THE DATA:
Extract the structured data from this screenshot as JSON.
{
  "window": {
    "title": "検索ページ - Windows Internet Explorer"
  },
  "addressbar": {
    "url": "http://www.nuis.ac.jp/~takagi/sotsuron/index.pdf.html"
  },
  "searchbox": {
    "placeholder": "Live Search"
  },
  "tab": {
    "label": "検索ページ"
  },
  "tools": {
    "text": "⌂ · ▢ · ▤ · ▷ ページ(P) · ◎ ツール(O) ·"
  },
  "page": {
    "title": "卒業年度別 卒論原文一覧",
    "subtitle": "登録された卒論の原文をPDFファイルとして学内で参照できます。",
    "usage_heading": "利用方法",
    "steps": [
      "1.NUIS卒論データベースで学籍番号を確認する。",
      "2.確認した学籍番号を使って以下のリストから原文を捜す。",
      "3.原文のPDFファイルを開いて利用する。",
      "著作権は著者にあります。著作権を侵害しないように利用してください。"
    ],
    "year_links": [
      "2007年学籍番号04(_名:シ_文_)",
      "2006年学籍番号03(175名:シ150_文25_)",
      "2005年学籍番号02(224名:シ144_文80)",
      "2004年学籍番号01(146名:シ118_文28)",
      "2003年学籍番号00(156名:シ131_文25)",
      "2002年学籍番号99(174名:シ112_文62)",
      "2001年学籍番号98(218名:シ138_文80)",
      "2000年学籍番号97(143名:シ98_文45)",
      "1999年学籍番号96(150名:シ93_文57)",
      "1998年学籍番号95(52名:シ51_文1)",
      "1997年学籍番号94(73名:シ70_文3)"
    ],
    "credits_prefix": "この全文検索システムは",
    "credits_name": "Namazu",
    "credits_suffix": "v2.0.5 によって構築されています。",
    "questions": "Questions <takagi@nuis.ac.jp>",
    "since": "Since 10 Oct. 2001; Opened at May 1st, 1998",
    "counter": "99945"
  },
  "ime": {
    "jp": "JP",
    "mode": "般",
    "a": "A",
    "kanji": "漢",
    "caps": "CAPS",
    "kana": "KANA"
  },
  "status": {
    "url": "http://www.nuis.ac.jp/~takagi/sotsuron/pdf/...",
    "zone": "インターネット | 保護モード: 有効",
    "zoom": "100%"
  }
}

WRITTEN INSTRUCTION: Go through the records above, find every line with the word "sotsuron", and list those lines.

RESULT OF THIS TASK:
    "url": "http://www.nuis.ac.jp/~takagi/sotsuron/index.pdf.html"
    "url": "http://www.nuis.ac.jp/~takagi/sotsuron/pdf/...",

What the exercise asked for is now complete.